DATA EXTRACT —
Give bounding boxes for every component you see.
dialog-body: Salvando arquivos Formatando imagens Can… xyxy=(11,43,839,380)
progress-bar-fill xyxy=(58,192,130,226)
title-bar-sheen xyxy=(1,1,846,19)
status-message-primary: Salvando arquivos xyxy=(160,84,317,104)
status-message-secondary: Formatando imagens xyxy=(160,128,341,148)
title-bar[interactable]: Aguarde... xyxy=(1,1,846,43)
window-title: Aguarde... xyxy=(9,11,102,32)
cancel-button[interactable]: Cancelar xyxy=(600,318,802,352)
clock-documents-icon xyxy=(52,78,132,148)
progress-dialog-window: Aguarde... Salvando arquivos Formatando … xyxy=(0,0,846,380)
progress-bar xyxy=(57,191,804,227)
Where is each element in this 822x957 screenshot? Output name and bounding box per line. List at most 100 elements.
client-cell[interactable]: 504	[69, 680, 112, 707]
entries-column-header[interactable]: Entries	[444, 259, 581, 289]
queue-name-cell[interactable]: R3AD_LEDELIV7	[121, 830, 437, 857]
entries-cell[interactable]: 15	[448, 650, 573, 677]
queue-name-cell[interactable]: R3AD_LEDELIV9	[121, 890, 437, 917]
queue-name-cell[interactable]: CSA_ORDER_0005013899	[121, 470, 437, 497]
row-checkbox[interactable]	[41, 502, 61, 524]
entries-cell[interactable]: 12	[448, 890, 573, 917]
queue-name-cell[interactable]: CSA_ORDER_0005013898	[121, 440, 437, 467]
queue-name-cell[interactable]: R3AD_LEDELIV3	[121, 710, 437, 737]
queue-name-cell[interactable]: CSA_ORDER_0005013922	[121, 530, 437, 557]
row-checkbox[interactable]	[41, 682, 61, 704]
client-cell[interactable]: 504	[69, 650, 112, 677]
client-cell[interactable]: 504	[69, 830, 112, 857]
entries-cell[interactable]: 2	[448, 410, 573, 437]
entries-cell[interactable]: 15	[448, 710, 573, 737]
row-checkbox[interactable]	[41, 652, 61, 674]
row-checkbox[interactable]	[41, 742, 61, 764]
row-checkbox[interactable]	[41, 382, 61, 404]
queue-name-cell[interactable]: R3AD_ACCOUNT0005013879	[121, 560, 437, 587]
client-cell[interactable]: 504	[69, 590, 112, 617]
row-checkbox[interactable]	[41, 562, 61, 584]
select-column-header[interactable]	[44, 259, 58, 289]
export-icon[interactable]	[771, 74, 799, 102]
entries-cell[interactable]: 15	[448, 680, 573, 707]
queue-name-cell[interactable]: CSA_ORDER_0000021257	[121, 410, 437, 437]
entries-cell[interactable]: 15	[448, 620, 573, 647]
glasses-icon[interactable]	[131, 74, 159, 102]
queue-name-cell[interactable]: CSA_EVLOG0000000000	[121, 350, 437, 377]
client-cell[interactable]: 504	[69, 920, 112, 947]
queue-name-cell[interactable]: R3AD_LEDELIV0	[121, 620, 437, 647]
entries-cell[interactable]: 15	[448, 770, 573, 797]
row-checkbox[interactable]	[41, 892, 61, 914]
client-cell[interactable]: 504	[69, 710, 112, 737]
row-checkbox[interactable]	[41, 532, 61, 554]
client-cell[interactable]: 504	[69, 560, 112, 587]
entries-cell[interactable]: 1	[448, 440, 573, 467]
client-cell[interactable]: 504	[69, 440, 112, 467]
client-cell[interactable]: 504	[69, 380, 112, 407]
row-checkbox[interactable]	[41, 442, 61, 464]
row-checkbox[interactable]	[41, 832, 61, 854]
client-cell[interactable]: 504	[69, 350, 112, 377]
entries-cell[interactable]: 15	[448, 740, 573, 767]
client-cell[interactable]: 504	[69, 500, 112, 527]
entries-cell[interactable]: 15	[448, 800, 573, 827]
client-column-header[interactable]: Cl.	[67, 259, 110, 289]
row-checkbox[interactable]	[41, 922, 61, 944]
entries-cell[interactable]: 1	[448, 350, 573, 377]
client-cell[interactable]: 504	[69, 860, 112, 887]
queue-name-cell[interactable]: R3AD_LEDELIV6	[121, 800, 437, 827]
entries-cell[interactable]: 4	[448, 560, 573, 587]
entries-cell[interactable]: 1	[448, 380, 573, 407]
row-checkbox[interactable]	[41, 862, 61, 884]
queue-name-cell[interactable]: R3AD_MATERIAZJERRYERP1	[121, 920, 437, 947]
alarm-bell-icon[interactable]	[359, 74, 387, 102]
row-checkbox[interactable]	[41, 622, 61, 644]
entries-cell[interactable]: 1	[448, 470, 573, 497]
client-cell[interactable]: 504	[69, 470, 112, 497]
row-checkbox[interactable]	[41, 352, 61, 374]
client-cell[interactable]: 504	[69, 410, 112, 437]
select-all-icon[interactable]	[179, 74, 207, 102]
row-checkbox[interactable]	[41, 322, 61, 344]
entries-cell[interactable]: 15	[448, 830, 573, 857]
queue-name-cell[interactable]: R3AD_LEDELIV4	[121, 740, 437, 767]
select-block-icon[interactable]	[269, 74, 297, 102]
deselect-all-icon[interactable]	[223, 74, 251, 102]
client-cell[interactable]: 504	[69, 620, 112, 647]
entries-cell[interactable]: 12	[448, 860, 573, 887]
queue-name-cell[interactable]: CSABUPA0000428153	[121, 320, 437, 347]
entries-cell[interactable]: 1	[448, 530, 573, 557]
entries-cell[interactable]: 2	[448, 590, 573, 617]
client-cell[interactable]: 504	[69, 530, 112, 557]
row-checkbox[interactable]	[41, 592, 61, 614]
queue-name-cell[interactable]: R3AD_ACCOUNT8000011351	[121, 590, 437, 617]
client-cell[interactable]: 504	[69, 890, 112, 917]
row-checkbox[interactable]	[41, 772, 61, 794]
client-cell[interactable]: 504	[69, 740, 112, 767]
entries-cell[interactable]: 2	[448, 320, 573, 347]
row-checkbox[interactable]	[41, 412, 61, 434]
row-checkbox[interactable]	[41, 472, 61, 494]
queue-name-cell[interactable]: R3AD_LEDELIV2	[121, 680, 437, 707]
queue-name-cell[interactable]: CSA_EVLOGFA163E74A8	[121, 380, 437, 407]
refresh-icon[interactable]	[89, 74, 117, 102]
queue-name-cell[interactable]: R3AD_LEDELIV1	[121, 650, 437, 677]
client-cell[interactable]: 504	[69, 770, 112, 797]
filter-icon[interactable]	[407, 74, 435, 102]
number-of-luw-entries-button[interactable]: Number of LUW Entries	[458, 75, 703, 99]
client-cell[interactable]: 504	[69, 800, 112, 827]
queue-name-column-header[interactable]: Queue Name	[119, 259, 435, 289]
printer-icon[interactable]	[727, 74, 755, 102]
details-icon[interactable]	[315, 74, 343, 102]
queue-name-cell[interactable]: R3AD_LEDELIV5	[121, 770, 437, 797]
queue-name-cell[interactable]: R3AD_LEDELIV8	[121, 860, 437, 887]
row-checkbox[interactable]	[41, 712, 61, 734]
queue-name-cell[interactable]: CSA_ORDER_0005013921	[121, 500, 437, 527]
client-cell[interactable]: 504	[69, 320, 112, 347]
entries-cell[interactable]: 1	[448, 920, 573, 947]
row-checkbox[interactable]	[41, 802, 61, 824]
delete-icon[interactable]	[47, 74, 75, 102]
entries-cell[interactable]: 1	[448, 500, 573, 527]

JOB —
Print all of the records above verbatim, leaving every line unchanged.

RESULT OF THE TASK —
Give bounding boxes for every component you see.
dialog-body: Salvando arquivos Formatando imagens Can… xyxy=(11,43,839,380)
progress-bar-fill xyxy=(58,192,130,226)
title-bar-sheen xyxy=(1,1,846,19)
status-message-primary: Salvando arquivos xyxy=(160,84,317,104)
status-message-secondary: Formatando imagens xyxy=(160,128,341,148)
title-bar[interactable]: Aguarde... xyxy=(1,1,846,43)
window-title: Aguarde... xyxy=(9,11,102,32)
cancel-button[interactable]: Cancelar xyxy=(600,318,802,352)
clock-documents-icon xyxy=(52,78,132,148)
progress-dialog-window: Aguarde... Salvando arquivos Formatando … xyxy=(0,0,846,380)
progress-bar xyxy=(57,191,804,227)
Where is each element in this 822x957 screenshot? Output name and bounding box per line. List at most 100 elements.
client-cell[interactable]: 504	[69, 680, 112, 707]
entries-column-header[interactable]: Entries	[444, 259, 581, 289]
queue-name-cell[interactable]: R3AD_LEDELIV7	[121, 830, 437, 857]
entries-cell[interactable]: 15	[448, 650, 573, 677]
queue-name-cell[interactable]: R3AD_LEDELIV9	[121, 890, 437, 917]
queue-name-cell[interactable]: CSA_ORDER_0005013899	[121, 470, 437, 497]
row-checkbox[interactable]	[41, 502, 61, 524]
entries-cell[interactable]: 12	[448, 890, 573, 917]
queue-name-cell[interactable]: CSA_ORDER_0005013898	[121, 440, 437, 467]
queue-name-cell[interactable]: R3AD_LEDELIV3	[121, 710, 437, 737]
queue-name-cell[interactable]: CSA_ORDER_0005013922	[121, 530, 437, 557]
row-checkbox[interactable]	[41, 682, 61, 704]
client-cell[interactable]: 504	[69, 650, 112, 677]
client-cell[interactable]: 504	[69, 830, 112, 857]
entries-cell[interactable]: 2	[448, 410, 573, 437]
entries-cell[interactable]: 15	[448, 710, 573, 737]
row-checkbox[interactable]	[41, 652, 61, 674]
row-checkbox[interactable]	[41, 742, 61, 764]
row-checkbox[interactable]	[41, 382, 61, 404]
queue-name-cell[interactable]: R3AD_ACCOUNT0005013879	[121, 560, 437, 587]
client-cell[interactable]: 504	[69, 590, 112, 617]
row-checkbox[interactable]	[41, 562, 61, 584]
select-column-header[interactable]	[44, 259, 58, 289]
export-icon[interactable]	[771, 74, 799, 102]
entries-cell[interactable]: 15	[448, 680, 573, 707]
queue-name-cell[interactable]: CSA_ORDER_0000021257	[121, 410, 437, 437]
entries-cell[interactable]: 15	[448, 620, 573, 647]
glasses-icon[interactable]	[131, 74, 159, 102]
queue-name-cell[interactable]: CSA_EVLOG0000000000	[121, 350, 437, 377]
client-cell[interactable]: 504	[69, 920, 112, 947]
queue-name-cell[interactable]: R3AD_LEDELIV0	[121, 620, 437, 647]
entries-cell[interactable]: 15	[448, 770, 573, 797]
row-checkbox[interactable]	[41, 892, 61, 914]
client-cell[interactable]: 504	[69, 710, 112, 737]
row-checkbox[interactable]	[41, 532, 61, 554]
client-cell[interactable]: 504	[69, 560, 112, 587]
entries-cell[interactable]: 1	[448, 440, 573, 467]
client-cell[interactable]: 504	[69, 440, 112, 467]
client-cell[interactable]: 504	[69, 380, 112, 407]
row-checkbox[interactable]	[41, 442, 61, 464]
row-checkbox[interactable]	[41, 832, 61, 854]
client-cell[interactable]: 504	[69, 350, 112, 377]
entries-cell[interactable]: 15	[448, 740, 573, 767]
client-cell[interactable]: 504	[69, 500, 112, 527]
entries-cell[interactable]: 15	[448, 800, 573, 827]
client-column-header[interactable]: Cl.	[67, 259, 110, 289]
row-checkbox[interactable]	[41, 922, 61, 944]
entries-cell[interactable]: 1	[448, 350, 573, 377]
client-cell[interactable]: 504	[69, 860, 112, 887]
queue-name-cell[interactable]: R3AD_LEDELIV6	[121, 800, 437, 827]
entries-cell[interactable]: 4	[448, 560, 573, 587]
entries-cell[interactable]: 1	[448, 380, 573, 407]
row-checkbox[interactable]	[41, 862, 61, 884]
queue-name-cell[interactable]: R3AD_MATERIAZJERRYERP1	[121, 920, 437, 947]
alarm-bell-icon[interactable]	[359, 74, 387, 102]
row-checkbox[interactable]	[41, 622, 61, 644]
entries-cell[interactable]: 1	[448, 470, 573, 497]
client-cell[interactable]: 504	[69, 470, 112, 497]
row-checkbox[interactable]	[41, 352, 61, 374]
client-cell[interactable]: 504	[69, 410, 112, 437]
select-all-icon[interactable]	[179, 74, 207, 102]
row-checkbox[interactable]	[41, 322, 61, 344]
entries-cell[interactable]: 15	[448, 830, 573, 857]
queue-name-cell[interactable]: R3AD_LEDELIV4	[121, 740, 437, 767]
select-block-icon[interactable]	[269, 74, 297, 102]
deselect-all-icon[interactable]	[223, 74, 251, 102]
client-cell[interactable]: 504	[69, 620, 112, 647]
entries-cell[interactable]: 12	[448, 860, 573, 887]
queue-name-cell[interactable]: CSABUPA0000428153	[121, 320, 437, 347]
entries-cell[interactable]: 1	[448, 530, 573, 557]
entries-cell[interactable]: 2	[448, 590, 573, 617]
client-cell[interactable]: 504	[69, 530, 112, 557]
row-checkbox[interactable]	[41, 592, 61, 614]
queue-name-cell[interactable]: R3AD_ACCOUNT8000011351	[121, 590, 437, 617]
client-cell[interactable]: 504	[69, 890, 112, 917]
row-checkbox[interactable]	[41, 772, 61, 794]
client-cell[interactable]: 504	[69, 740, 112, 767]
entries-cell[interactable]: 2	[448, 320, 573, 347]
row-checkbox[interactable]	[41, 412, 61, 434]
row-checkbox[interactable]	[41, 472, 61, 494]
queue-name-cell[interactable]: R3AD_LEDELIV2	[121, 680, 437, 707]
queue-name-cell[interactable]: CSA_EVLOGFA163E74A8	[121, 380, 437, 407]
refresh-icon[interactable]	[89, 74, 117, 102]
queue-name-cell[interactable]: R3AD_LEDELIV1	[121, 650, 437, 677]
client-cell[interactable]: 504	[69, 770, 112, 797]
filter-icon[interactable]	[407, 74, 435, 102]
number-of-luw-entries-button[interactable]: Number of LUW Entries	[458, 75, 703, 99]
client-cell[interactable]: 504	[69, 800, 112, 827]
queue-name-column-header[interactable]: Queue Name	[119, 259, 435, 289]
printer-icon[interactable]	[727, 74, 755, 102]
details-icon[interactable]	[315, 74, 343, 102]
queue-name-cell[interactable]: R3AD_LEDELIV5	[121, 770, 437, 797]
queue-name-cell[interactable]: R3AD_LEDELIV8	[121, 860, 437, 887]
row-checkbox[interactable]	[41, 712, 61, 734]
queue-name-cell[interactable]: CSA_ORDER_0005013921	[121, 500, 437, 527]
client-cell[interactable]: 504	[69, 320, 112, 347]
entries-cell[interactable]: 1	[448, 920, 573, 947]
row-checkbox[interactable]	[41, 802, 61, 824]
delete-icon[interactable]	[47, 74, 75, 102]
entries-cell[interactable]: 1	[448, 500, 573, 527]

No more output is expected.